(TASK TO CARRY OUT) Write out the records beneath this line exactly as they appear, minus any images.

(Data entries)
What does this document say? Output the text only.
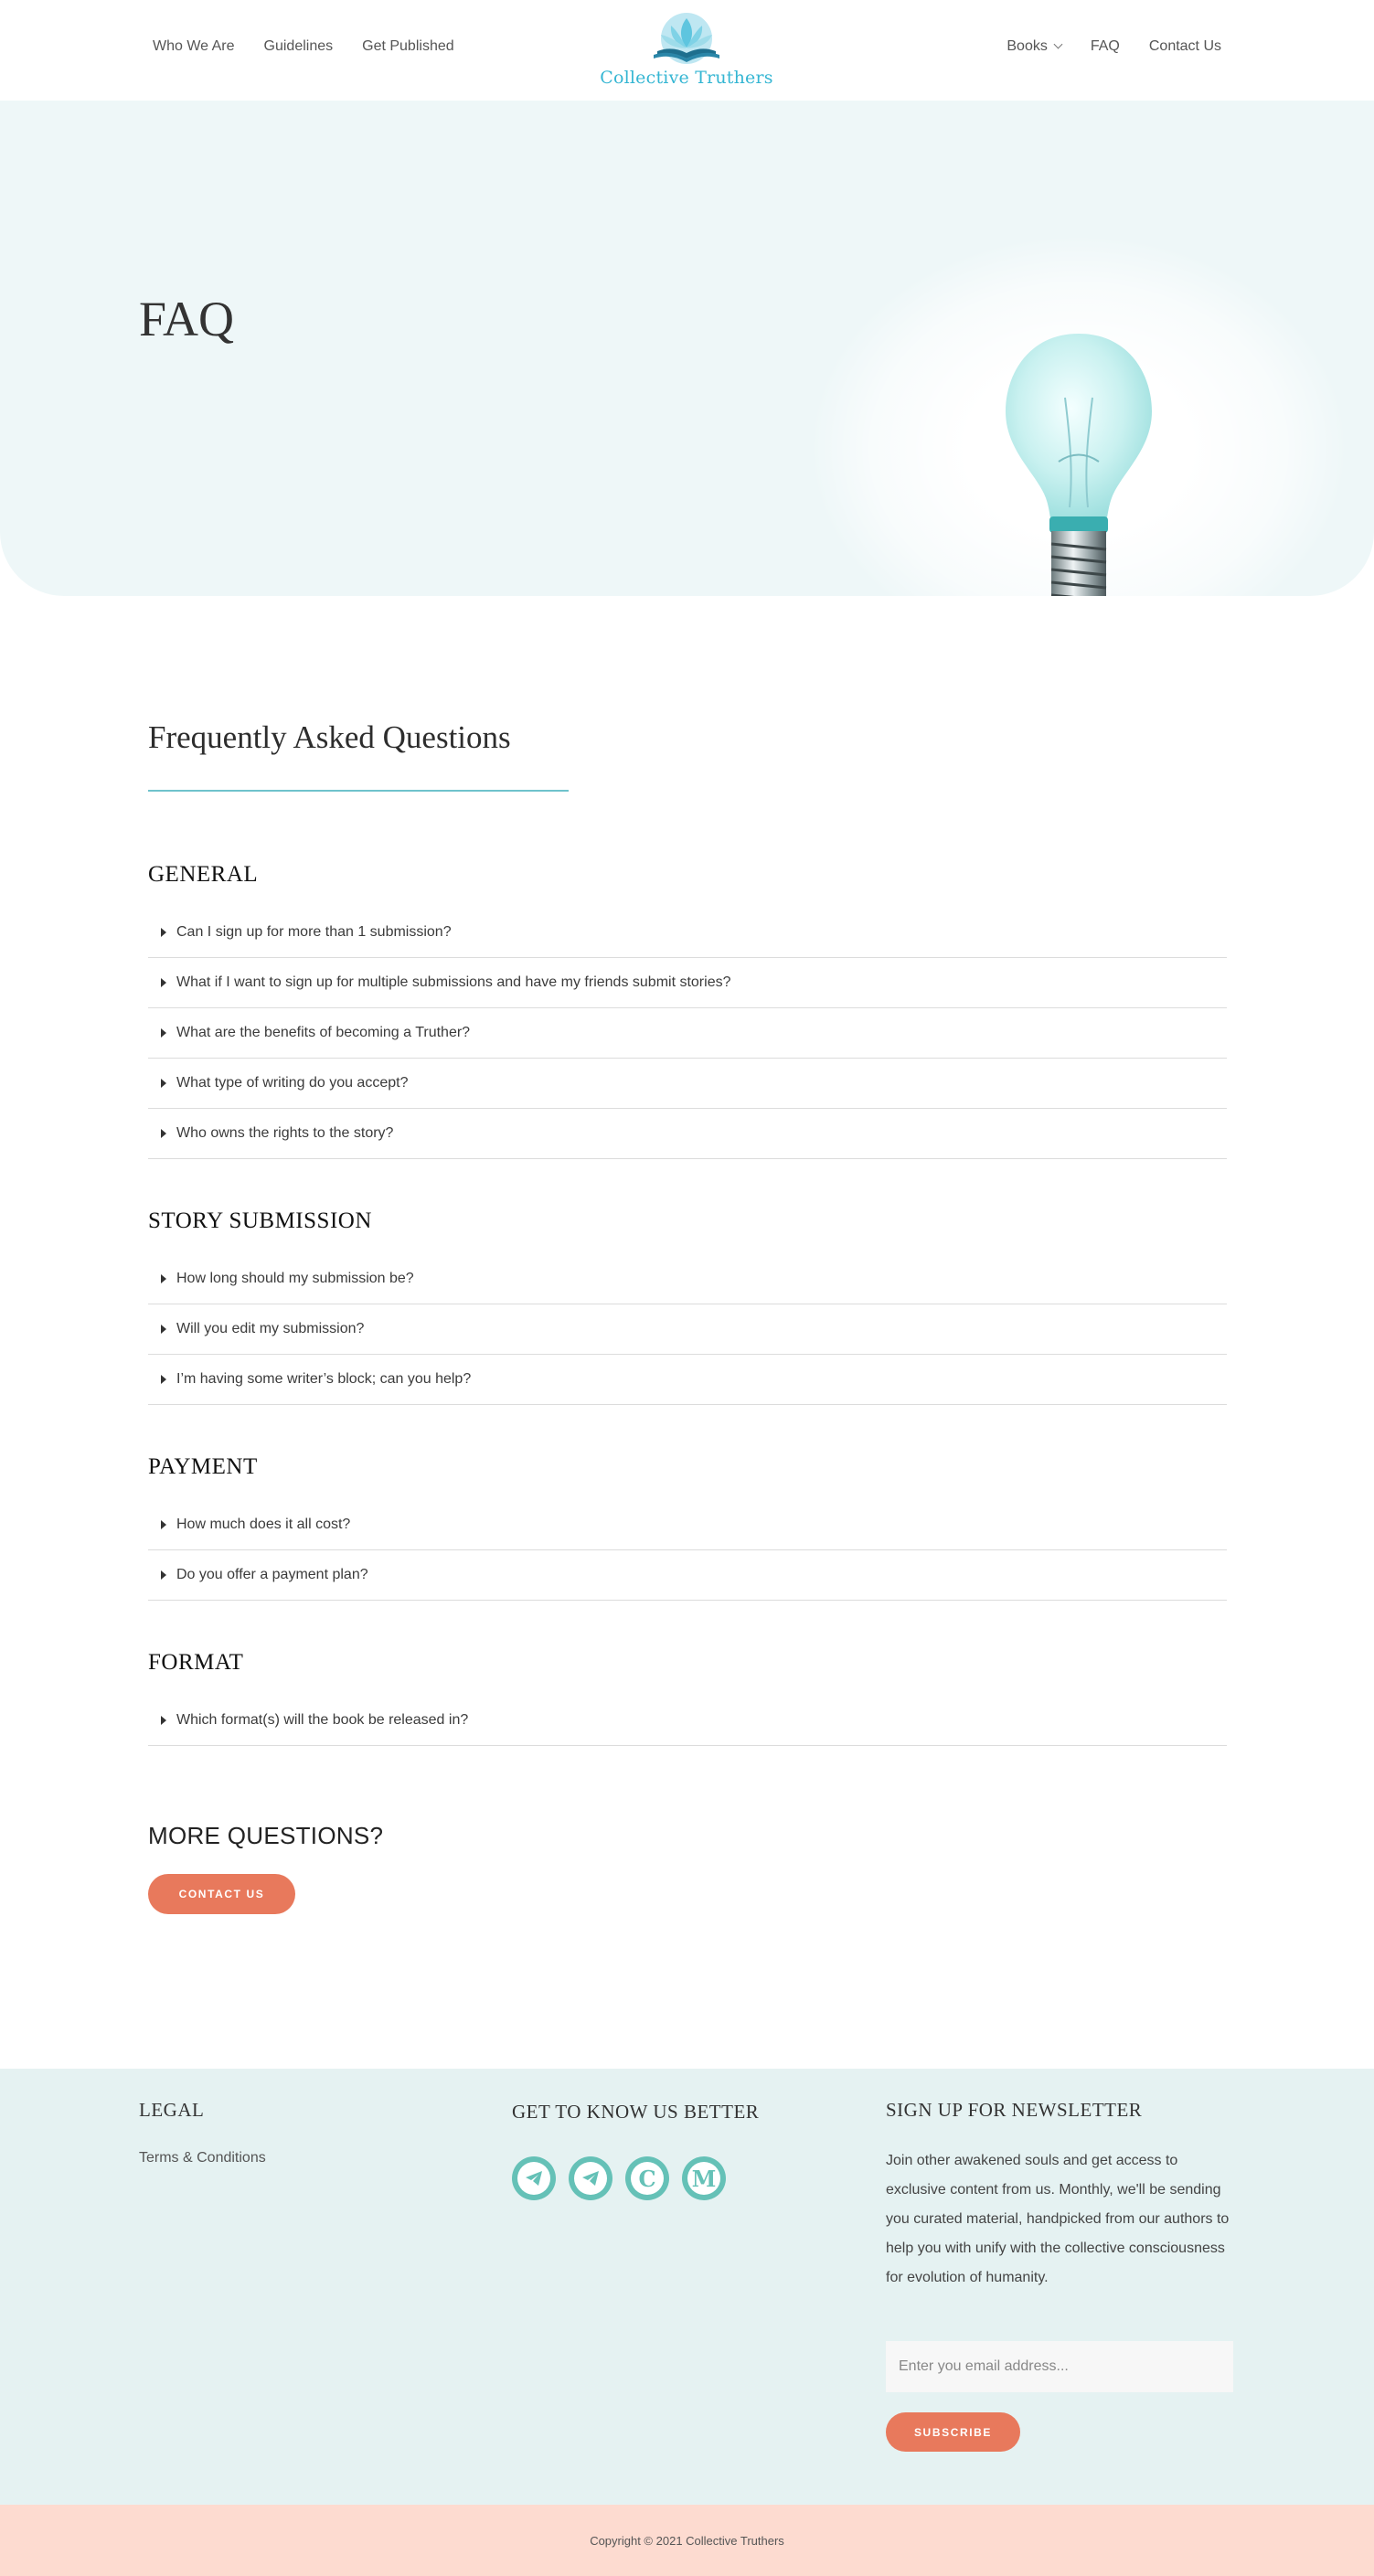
Who We Are Guidelines Get Published
Collective Truthers
Books	FAQ Contact Us
FAQ
Frequently Asked Questions
GENERAL
Can I sign up for more than 1 submission?
What if I want to sign up for multiple submissions and have my friends submit stories?
What are the benefits of becoming a Truther?
What type of writing do you accept?
Who owns the rights to the story?
STORY SUBMISSION
How long should my submission be?
Will you edit my submission?
I’m having some writer’s block; can you help?
PAYMENT
How much does it all cost?
Do you offer a payment plan?
FORMAT
Which format(s) will the book be released in?
MORE QUESTIONS?
CONTACT US
LEGAL
Terms & Conditions
GET TO KNOW US BETTER
C	M
SIGN UP FOR NEWSLETTER

Join other awakened souls and get access to exclusive content from us. Monthly, we'll be sending you curated material, handpicked from our authors to help you with unify with the collective consciousness for evolution of humanity.

Enter you email address...
SUBSCRIBE
Copyright © 2021 Collective Truthers
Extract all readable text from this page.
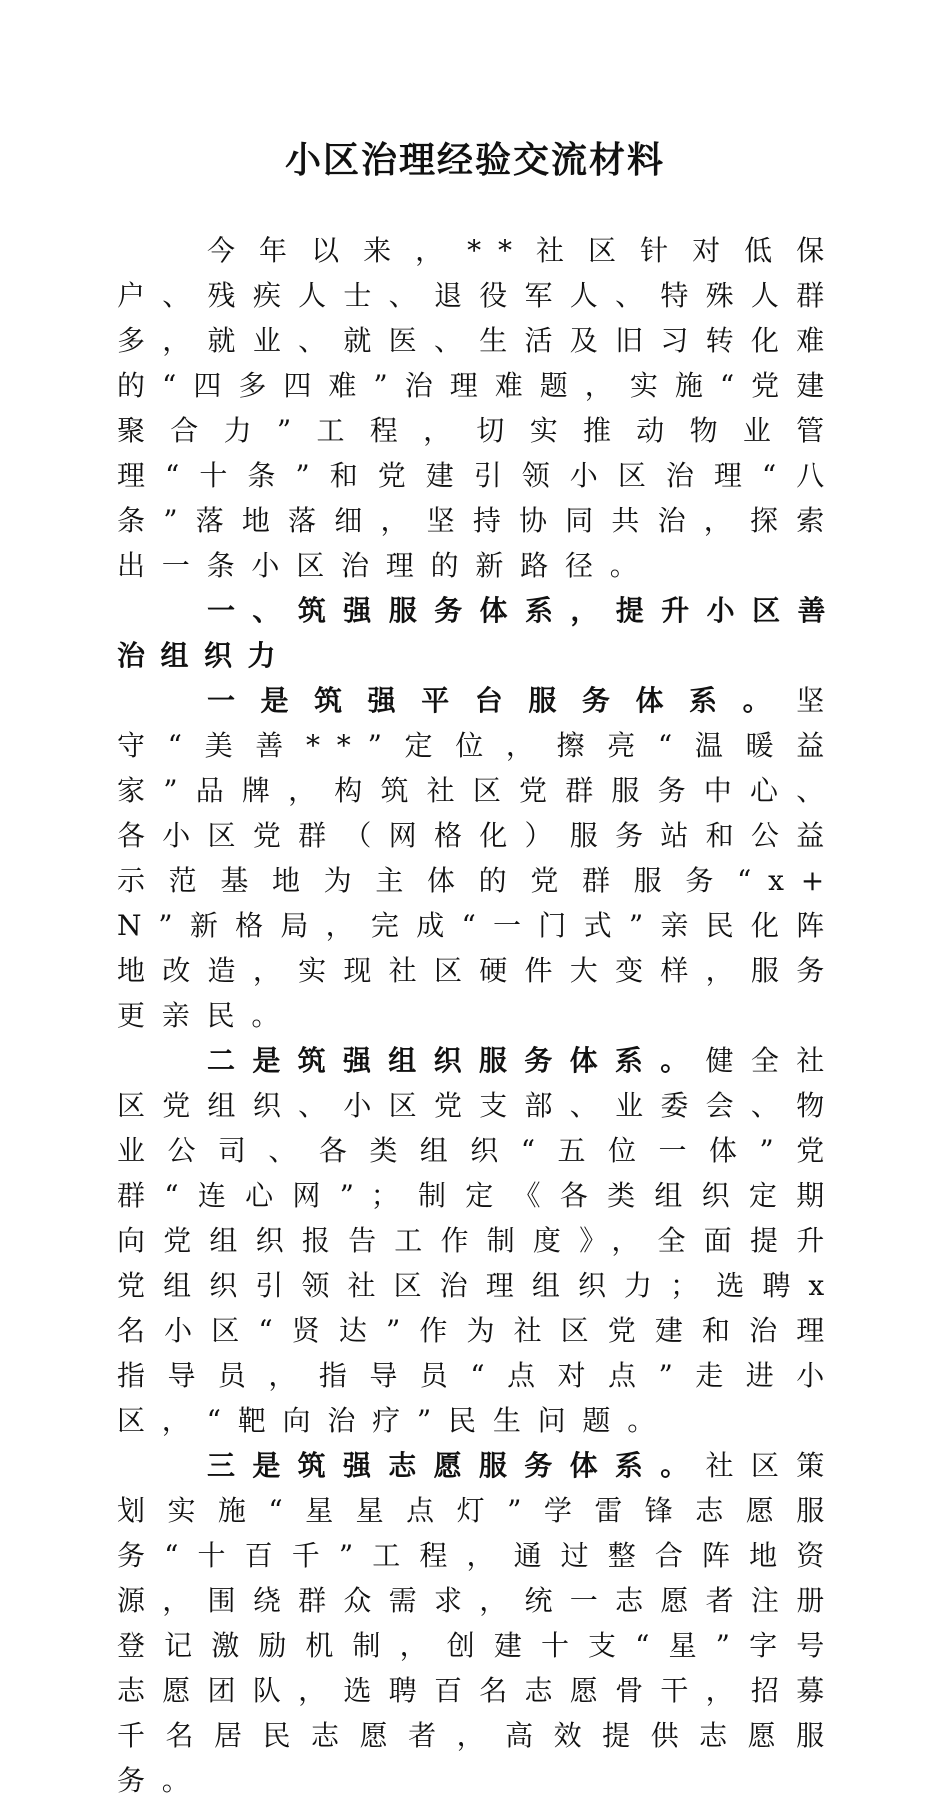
小区治理经验交流材料

今年以来，**社区针对低保户、残疾人士、退役军人、特殊人群多，就业、就医、生活及旧习转化难的“四多四难”治理难题，实施“党建聚合力”工程，切实推动物业管理“十条”和党建引领小区治理“八条”落地落细，坚持协同共治，探索出一条小区治理的新路径。

一、筑强服务体系，提升小区善治组织力

一是筑强平台服务体系。坚守“美善**”定位，擦亮“温暖益家”品牌，构筑社区党群服务中心、各小区党群（网格化）服务站和公益示范基地为主体的党群服务“x+N”新格局，完成“一门式”亲民化阵地改造，实现社区硬件大变样，服务更亲民。

二是筑强组织服务体系。健全社区党组织、小区党支部、业委会、物业公司、各类组织“五位一体”党群“连心网”；制定《各类组织定期向党组织报告工作制度》，全面提升党组织引领社区治理组织力；选聘x名小区“贤达”作为社区党建和治理指导员，指导员“点对点”走进小区，“靶向治疗”民生问题。

三是筑强志愿服务体系。社区策划实施“星星点灯”学雷锋志愿服务“十百千”工程，通过整合阵地资源，围绕群众需求，统一志愿者注册登记激励机制，创建十支“星”字号志愿团队，选聘百名志愿骨干，招募千名居民志愿者，高效提供志愿服务。
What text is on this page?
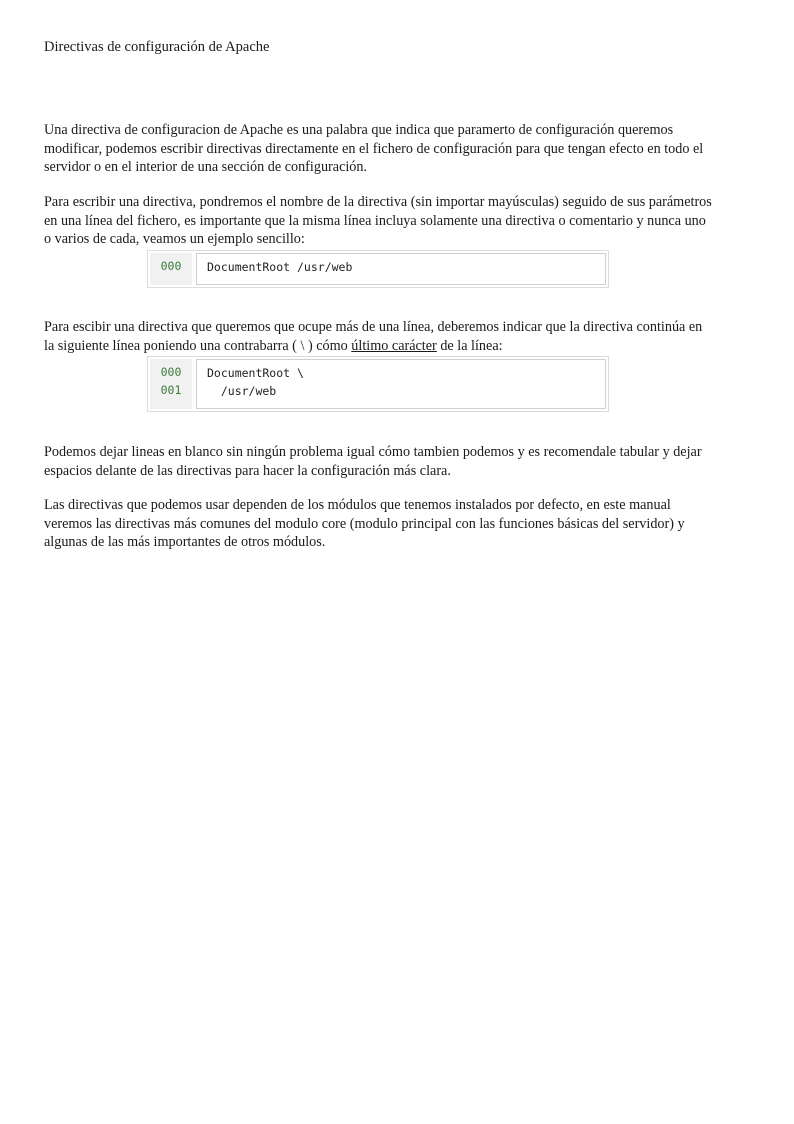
Directivas de configuración de Apache

Una directiva de configuracion de Apache es una palabra que indica que paramerto de configuración queremos modificar, podemos escribir directivas directamente en el fichero de configuración para que tengan efecto en todo el servidor o en el interior de una sección de configuración.

Para escribir una directiva, pondremos el nombre de la directiva (sin importar mayúsculas) seguido de sus parámetros en una línea del fichero, es importante que la misma línea incluya solamente una directiva o comentario y nunca uno o varios de cada, veamos un ejemplo sencillo:

000 DocumentRoot /usr/web

Para escibir una directiva que queremos que ocupe más de una línea, deberemos indicar que la directiva continúa en la siguiente línea poniendo una contrabarra ( \ ) cómo último carácter de la línea:

000
001
DocumentRoot \
/usr/web

Podemos dejar lineas en blanco sin ningún problema igual cómo tambien podemos y es recomendale tabular y dejar espacios delante de las directivas para hacer la configuración más clara.

Las directivas que podemos usar dependen de los módulos que tenemos instalados por defecto, en este manual veremos las directivas más comunes del modulo core (modulo principal con las funciones básicas del servidor) y algunas de las más importantes de otros módulos.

(ANSWER BELOW)
What does this document say? Output the text only.
Who We Are Guidelines Get Published
Collective Truthers
Books	FAQ Contact Us
FAQ
Frequently Asked Questions
GENERAL
Can I sign up for more than 1 submission?
What if I want to sign up for multiple submissions and have my friends submit stories?
What are the benefits of becoming a Truther?
What type of writing do you accept?
Who owns the rights to the story?
STORY SUBMISSION
How long should my submission be?
Will you edit my submission?
I’m having some writer’s block; can you help?
PAYMENT
How much does it all cost?
Do you offer a payment plan?
FORMAT
Which format(s) will the book be released in?
MORE QUESTIONS?
CONTACT US
LEGAL
Terms & Conditions
GET TO KNOW US BETTER
C	M
SIGN UP FOR NEWSLETTER

Join other awakened souls and get access to exclusive content from us. Monthly, we'll be sending you curated material, handpicked from our authors to help you with unify with the collective consciousness for evolution of humanity.

Enter you email address...
SUBSCRIBE
Copyright © 2021 Collective Truthers
Extract all readable text from this page.
小区治理经验交流材料

今年以来，**社区针对低保户、残疾人士、退役军人、特殊人群多，就业、就医、生活及旧习转化难的“四多四难”治理难题，实施“党建聚合力”工程，切实推动物业管理“十条”和党建引领小区治理“八条”落地落细，坚持协同共治，探索出一条小区治理的新路径。

一、筑强服务体系，提升小区善治组织力

一是筑强平台服务体系。坚守“美善**”定位，擦亮“温暖益家”品牌，构筑社区党群服务中心、各小区党群（网格化）服务站和公益示范基地为主体的党群服务“x+N”新格局，完成“一门式”亲民化阵地改造，实现社区硬件大变样，服务更亲民。

二是筑强组织服务体系。健全社区党组织、小区党支部、业委会、物业公司、各类组织“五位一体”党群“连心网”；制定《各类组织定期向党组织报告工作制度》，全面提升党组织引领社区治理组织力；选聘x名小区“贤达”作为社区党建和治理指导员，指导员“点对点”走进小区，“靶向治疗”民生问题。

三是筑强志愿服务体系。社区策划实施“星星点灯”学雷锋志愿服务“十百千”工程，通过整合阵地资源，围绕群众需求，统一志愿者注册登记激励机制，创建十支“星”字号志愿团队，选聘百名志愿骨干，招募千名居民志愿者，高效提供志愿服务。
What text is on this page?
Directivas de configuración de Apache

Una directiva de configuracion de Apache es una palabra que indica que paramerto de configuración queremos modificar, podemos escribir directivas directamente en el fichero de configuración para que tengan efecto en todo el servidor o en el interior de una sección de configuración.

Para escribir una directiva, pondremos el nombre de la directiva (sin importar mayúsculas) seguido de sus parámetros en una línea del fichero, es importante que la misma línea incluya solamente una directiva o comentario y nunca uno o varios de cada, veamos un ejemplo sencillo:

000 DocumentRoot /usr/web

Para escibir una directiva que queremos que ocupe más de una línea, deberemos indicar que la directiva continúa en la siguiente línea poniendo una contrabarra ( \ ) cómo último carácter de la línea:

000
001
DocumentRoot \
/usr/web

Podemos dejar lineas en blanco sin ningún problema igual cómo tambien podemos y es recomendale tabular y dejar espacios delante de las directivas para hacer la configuración más clara.

Las directivas que podemos usar dependen de los módulos que tenemos instalados por defecto, en este manual veremos las directivas más comunes del modulo core (modulo principal con las funciones básicas del servidor) y algunas de las más importantes de otros módulos.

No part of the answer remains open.